[Recorded data]
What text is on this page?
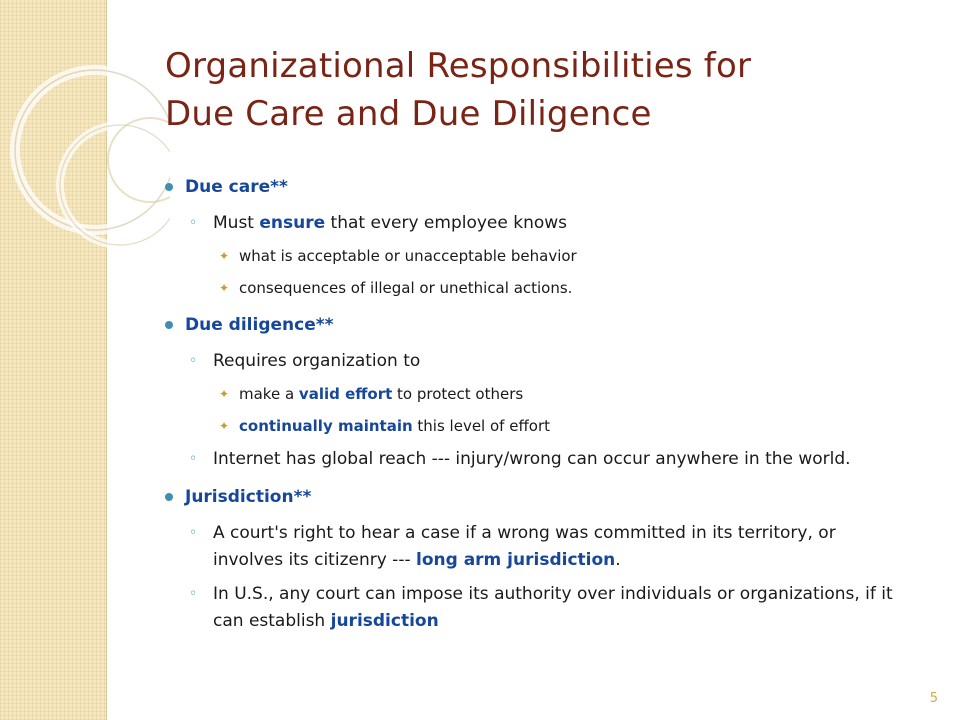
Organizational Responsibilities for
Due Care and Due Diligence
Due care**
◦ Must ensure that every employee knows
✦ what is acceptable or unacceptable behavior
✦ consequences of illegal or unethical actions.
Due diligence**
◦ Requires organization to
✦ make a valid effort to protect others
✦ continually maintain this level of effort
◦ Internet has global reach --- injury/wrong can occur anywhere in the world.
Jurisdiction**
◦ A court's right to hear a case if a wrong was committed in its territory, or involves its citizenry --- long arm jurisdiction.
◦ In U.S., any court can impose its authority over individuals or organizations, if it can establish jurisdiction
5
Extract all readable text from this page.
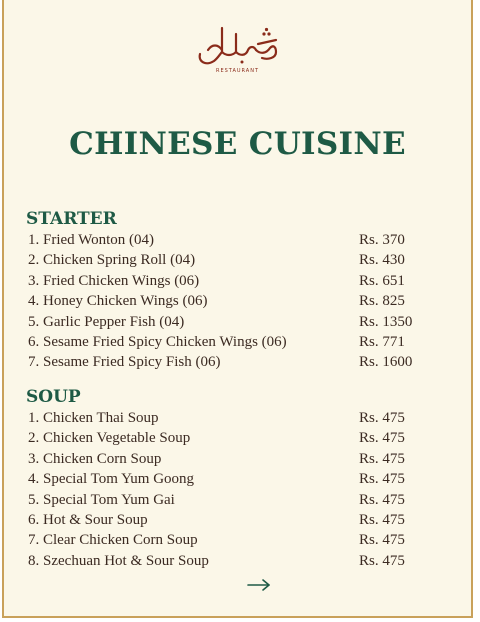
RESTAURANT
CHINESE CUISINE
STARTER
1. Fried Wonton (04)	Rs. 370
2. Chicken Spring Roll (04)	Rs. 430
3. Fried Chicken Wings (06)	Rs. 651
4. Honey Chicken Wings (06)	Rs. 825
5. Garlic Pepper Fish (04)	Rs. 1350
6. Sesame Fried Spicy Chicken Wings (06)	Rs. 771
7. Sesame Fried Spicy Fish (06)	Rs. 1600
SOUP
1. Chicken Thai Soup	Rs. 475
2. Chicken Vegetable Soup	Rs. 475
3. Chicken Corn Soup	Rs. 475
4. Special Tom Yum Goong	Rs. 475
5. Special Tom Yum Gai	Rs. 475
6. Hot & Sour Soup	Rs. 475
7. Clear Chicken Corn Soup	Rs. 475
8. Szechuan Hot & Sour Soup	Rs. 475
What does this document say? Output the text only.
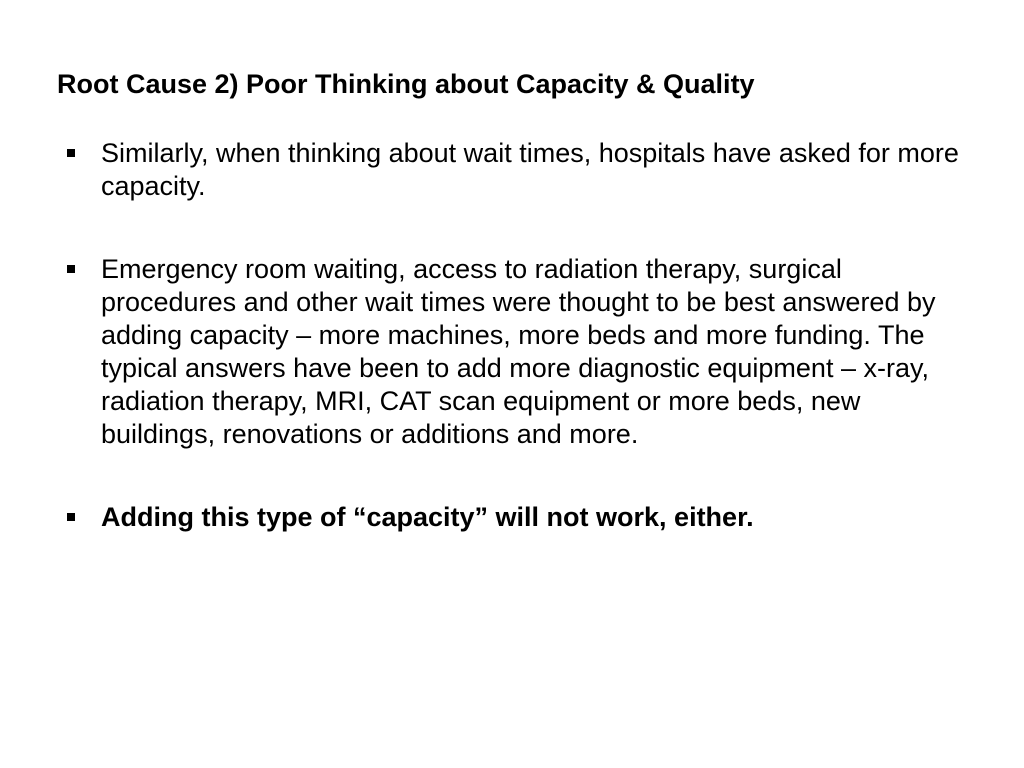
Root Cause 2) Poor Thinking about Capacity & Quality
Similarly, when thinking about wait times, hospitals have asked for more capacity.
Emergency room waiting, access to radiation therapy, surgical procedures and other wait times were thought to be best answered by adding capacity – more machines, more beds and more funding. The typical answers have been to add more diagnostic equipment – x-ray, radiation therapy, MRI, CAT scan equipment or more beds, new buildings, renovations or additions and more.
Adding this type of “capacity” will not work, either.
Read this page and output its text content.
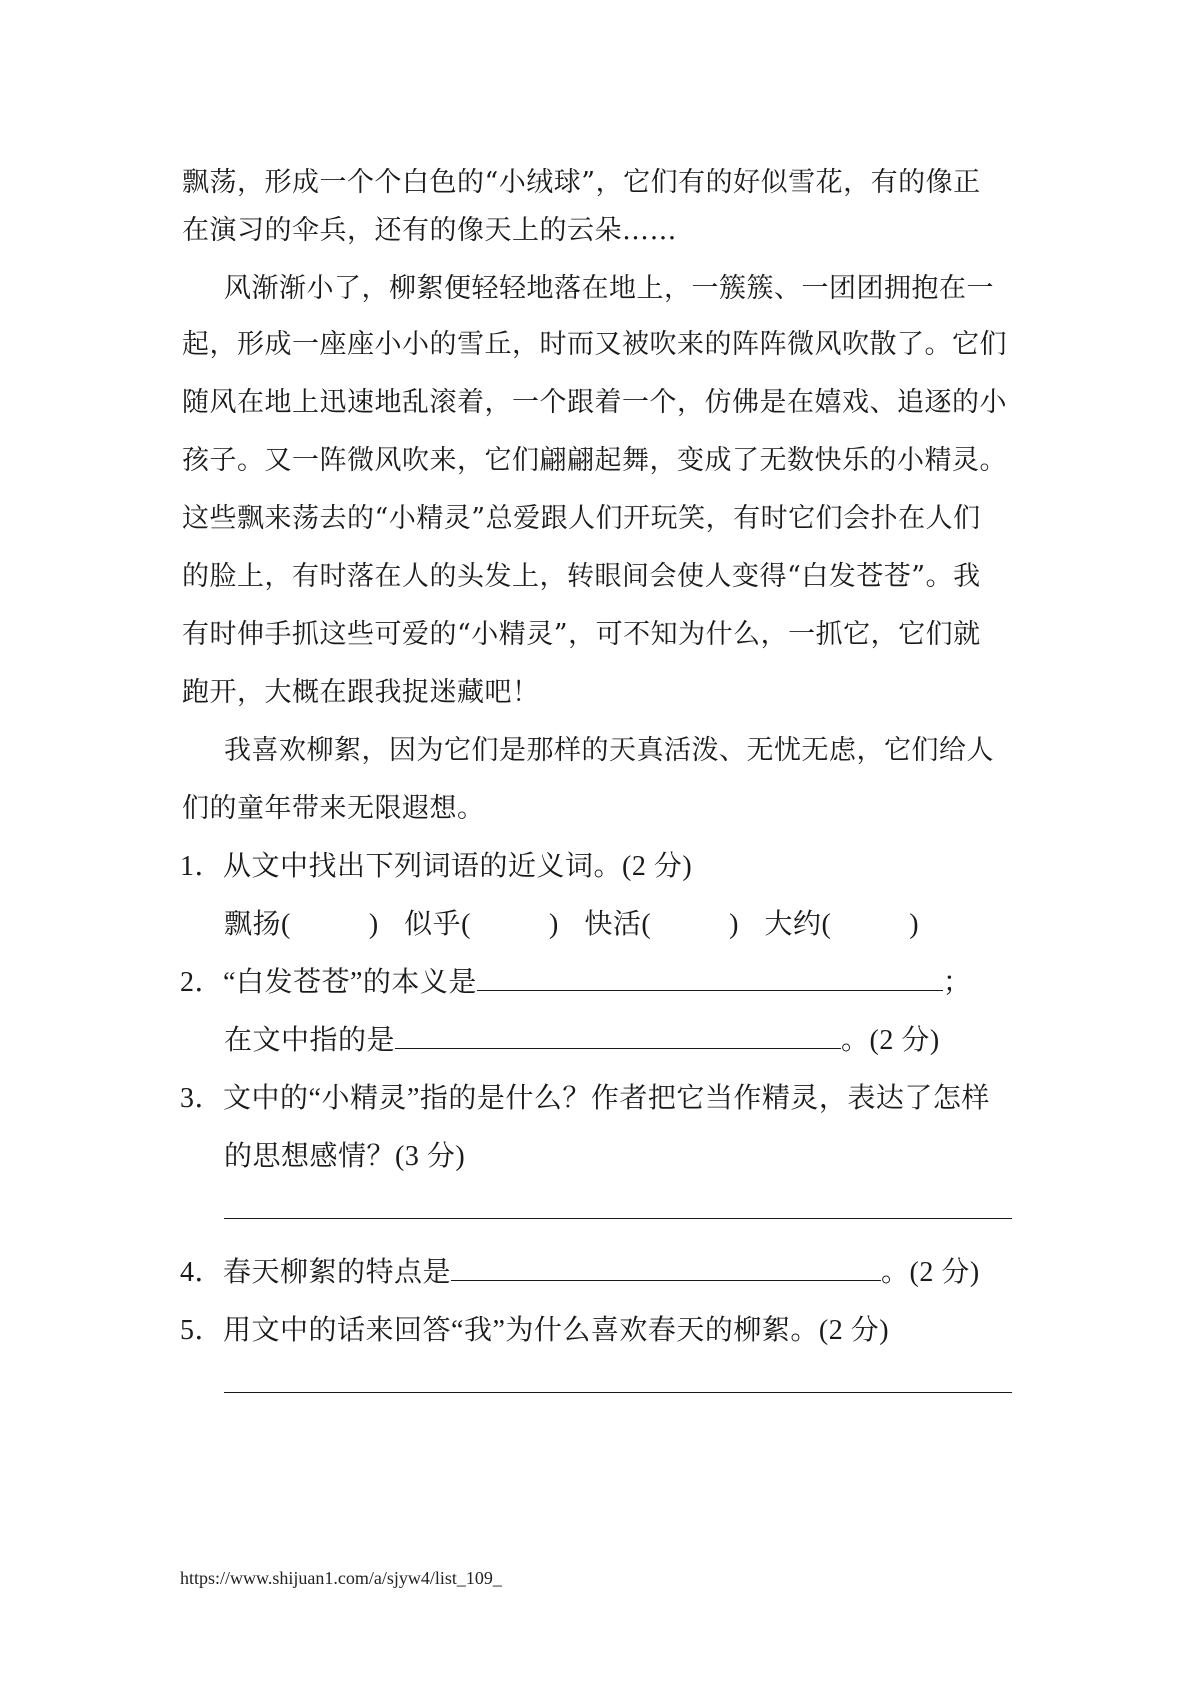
飘荡，形成一个个白色的“小绒球”，它们有的好似雪花，有的像正
在演习的伞兵，还有的像天上的云朵……
风渐渐小了，柳絮便轻轻地落在地上，一簇簇、一团团拥抱在一
起，形成一座座小小的雪丘，时而又被吹来的阵阵微风吹散了。它们
随风在地上迅速地乱滚着，一个跟着一个，仿佛是在嬉戏、追逐的小
孩子。又一阵微风吹来，它们翩翩起舞，变成了无数快乐的小精灵。
这些飘来荡去的“小精灵”总爱跟人们开玩笑，有时它们会扑在人们
的脸上，有时落在人的头发上，转眼间会使人变得“白发苍苍”。我
有时伸手抓这些可爱的“小精灵”，可不知为什么，一抓它，它们就
跑开，大概在跟我捉迷藏吧！
我喜欢柳絮，因为它们是那样的天真活泼、无忧无虑，它们给人
们的童年带来无限遐想。
1．从文中找出下列词语的近义词。(2 分)
飘扬(	) 似乎(	) 快活(	) 大约(	)
2．“白发苍苍”的本义是	；
在文中指的是	。(2 分)
3．文中的“小精灵”指的是什么？作者把它当作精灵，表达了怎样
的思想感情？(3 分)
4．春天柳絮的特点是	。(2 分)
5．用文中的话来回答“我”为什么喜欢春天的柳絮。(2 分)
https://www.shijuan1.com/a/sjyw4/list_109_
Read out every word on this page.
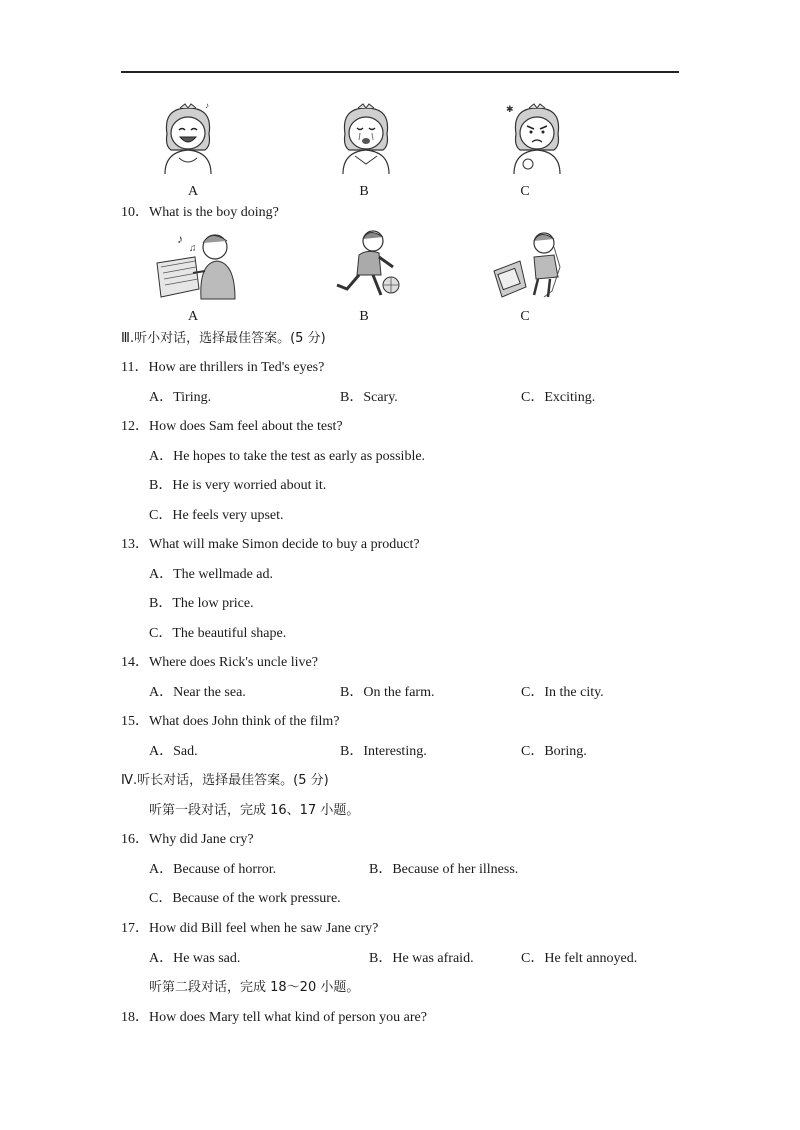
♪	✱
A	B	C
10．What is the boy doing?
♪
♫
A	B	C
Ⅲ.听小对话，选择最佳答案。(5 分)
11．How are thrillers in Ted's eyes?
A．Tiring.	B．Scary.	C．Exciting.
12．How does Sam feel about the test?
A．He hopes to take the test as early as possible.
B．He is very worried about it.
C．He feels very upset.
13．What will make Simon decide to buy a product?
A．The wellmade ad.
B．The low price.
C．The beautiful shape.
14．Where does Rick's uncle live?
A．Near the sea.	B．On the farm.	C．In the city.
15．What does John think of the film?
A．Sad.	B．Interesting.	C．Boring.
Ⅳ.听长对话，选择最佳答案。(5 分)
听第一段对话，完成 16、17 小题。
16．Why did Jane cry?
A．Because of horror.	B．Because of her illness.
C．Because of the work pressure.
17．How did Bill feel when he saw Jane cry?
A．He was sad.	B．He was afraid.	C．He felt annoyed.
听第二段对话，完成 18～20 小题。
18．How does Mary tell what kind of person you are?
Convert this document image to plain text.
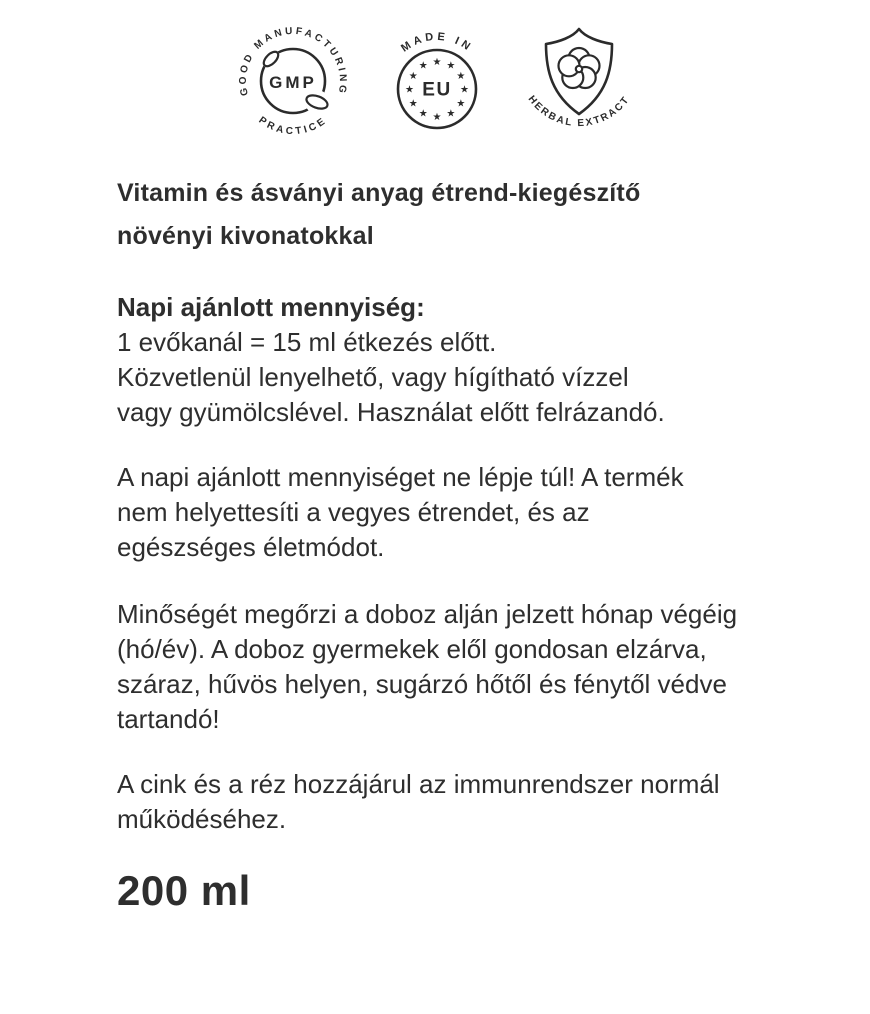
GMP
GOOD MANUFACTURING
PRACTICE
★ ★
★
★
★
★
★
★
★
★
★
★
EU
MADE IN
HERBAL EXTRACT
Vitamin és ásványi anyag étrend-kiegészítő
növényi kivonatokkal
Napi ajánlott mennyiség:
1 evőkanál = 15 ml étkezés előtt.
Közvetlenül lenyelhető, vagy hígítható vízzel
vagy gyümölcslével. Használat előtt felrázandó.
A napi ajánlott mennyiséget ne lépje túl! A termék
nem helyettesíti a vegyes étrendet, és az
egészséges életmódot.
Minőségét megőrzi a doboz alján jelzett hónap végéig
(hó/év). A doboz gyermekek elől gondosan elzárva,
száraz, hűvös helyen, sugárzó hőtől és fénytől védve
tartandó!
A cink és a réz hozzájárul az immunrendszer normál
működéséhez.
200 ml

Given task: Leave every image out, and retype the material exactly.

Solution for this task:
What text is on this page?
Organizational Responsibilities for
Due Care and Due Diligence
Due care**
◦ Must ensure that every employee knows
✦ what is acceptable or unacceptable behavior
✦ consequences of illegal or unethical actions.
Due diligence**
◦ Requires organization to
✦ make a valid effort to protect others
✦ continually maintain this level of effort
◦ Internet has global reach --- injury/wrong can occur anywhere in the world.
Jurisdiction**
◦ A court's right to hear a case if a wrong was committed in its territory, or involves its citizenry --- long arm jurisdiction.
◦ In U.S., any court can impose its authority over individuals or organizations, if it can establish jurisdiction
5
Extract all readable text from this page.
RESTAURANT
CHINESE CUISINE
STARTER
1. Fried Wonton (04)	Rs. 370
2. Chicken Spring Roll (04)	Rs. 430
3. Fried Chicken Wings (06)	Rs. 651
4. Honey Chicken Wings (06)	Rs. 825
5. Garlic Pepper Fish (04)	Rs. 1350
6. Sesame Fried Spicy Chicken Wings (06)	Rs. 771
7. Sesame Fried Spicy Fish (06)	Rs. 1600
SOUP
1. Chicken Thai Soup	Rs. 475
2. Chicken Vegetable Soup	Rs. 475
3. Chicken Corn Soup	Rs. 475
4. Special Tom Yum Goong	Rs. 475
5. Special Tom Yum Gai	Rs. 475
6. Hot & Sour Soup	Rs. 475
7. Clear Chicken Corn Soup	Rs. 475
8. Szechuan Hot & Sour Soup	Rs. 475
What does this document say? Output the text only.
Root Cause 2) Poor Thinking about Capacity & Quality
Similarly, when thinking about wait times, hospitals have asked for more capacity.
Emergency room waiting, access to radiation therapy, surgical procedures and other wait times were thought to be best answered by adding capacity – more machines, more beds and more funding. The typical answers have been to add more diagnostic equipment – x-ray, radiation therapy, MRI, CAT scan equipment or more beds, new buildings, renovations or additions and more.
Adding this type of “capacity” will not work, either.
Read this page and output its text content.
飘荡，形成一个个白色的“小绒球”，它们有的好似雪花，有的像正
在演习的伞兵，还有的像天上的云朵……
风渐渐小了，柳絮便轻轻地落在地上，一簇簇、一团团拥抱在一
起，形成一座座小小的雪丘，时而又被吹来的阵阵微风吹散了。它们
随风在地上迅速地乱滚着，一个跟着一个，仿佛是在嬉戏、追逐的小
孩子。又一阵微风吹来，它们翩翩起舞，变成了无数快乐的小精灵。
这些飘来荡去的“小精灵”总爱跟人们开玩笑，有时它们会扑在人们
的脸上，有时落在人的头发上，转眼间会使人变得“白发苍苍”。我
有时伸手抓这些可爱的“小精灵”，可不知为什么，一抓它，它们就
跑开，大概在跟我捉迷藏吧！
我喜欢柳絮，因为它们是那样的天真活泼、无忧无虑，它们给人
们的童年带来无限遐想。
1．从文中找出下列词语的近义词。(2 分)
飘扬(	) 似乎(	) 快活(	) 大约(	)
2．“白发苍苍”的本义是	；
在文中指的是	。(2 分)
3．文中的“小精灵”指的是什么？作者把它当作精灵，表达了怎样
的思想感情？(3 分)
4．春天柳絮的特点是	。(2 分)
5．用文中的话来回答“我”为什么喜欢春天的柳絮。(2 分)
https://www.shijuan1.com/a/sjyw4/list_109_
Read out every word on this page.
♪	✱
A	B	C
10．What is the boy doing?
♪
♫
A	B	C
Ⅲ.听小对话，选择最佳答案。(5 分)
11．How are thrillers in Ted's eyes?
A．Tiring.	B．Scary.	C．Exciting.
12．How does Sam feel about the test?
A．He hopes to take the test as early as possible.
B．He is very worried about it.
C．He feels very upset.
13．What will make Simon decide to buy a product?
A．The wellmade ad.
B．The low price.
C．The beautiful shape.
14．Where does Rick's uncle live?
A．Near the sea.	B．On the farm.	C．In the city.
15．What does John think of the film?
A．Sad.	B．Interesting.	C．Boring.
Ⅳ.听长对话，选择最佳答案。(5 分)
听第一段对话，完成 16、17 小题。
16．Why did Jane cry?
A．Because of horror.	B．Because of her illness.
C．Because of the work pressure.
17．How did Bill feel when he saw Jane cry?
A．He was sad.	B．He was afraid.	C．He felt annoyed.
听第二段对话，完成 18～20 小题。
18．How does Mary tell what kind of person you are?
Convert this document image to plain text.
GMP
GOOD MANUFACTURING
PRACTICE
★ ★
★
★
★
★
★
★
★
★
★
★
EU
MADE IN
HERBAL EXTRACT
Vitamin és ásványi anyag étrend-kiegészítő
növényi kivonatokkal
Napi ajánlott mennyiség:
1 evőkanál = 15 ml étkezés előtt.
Közvetlenül lenyelhető, vagy hígítható vízzel
vagy gyümölcslével. Használat előtt felrázandó.
A napi ajánlott mennyiséget ne lépje túl! A termék
nem helyettesíti a vegyes étrendet, és az
egészséges életmódot.
Minőségét megőrzi a doboz alján jelzett hónap végéig
(hó/év). A doboz gyermekek elől gondosan elzárva,
száraz, hűvös helyen, sugárzó hőtől és fénytől védve
tartandó!
A cink és a réz hozzájárul az immunrendszer normál
működéséhez.
200 ml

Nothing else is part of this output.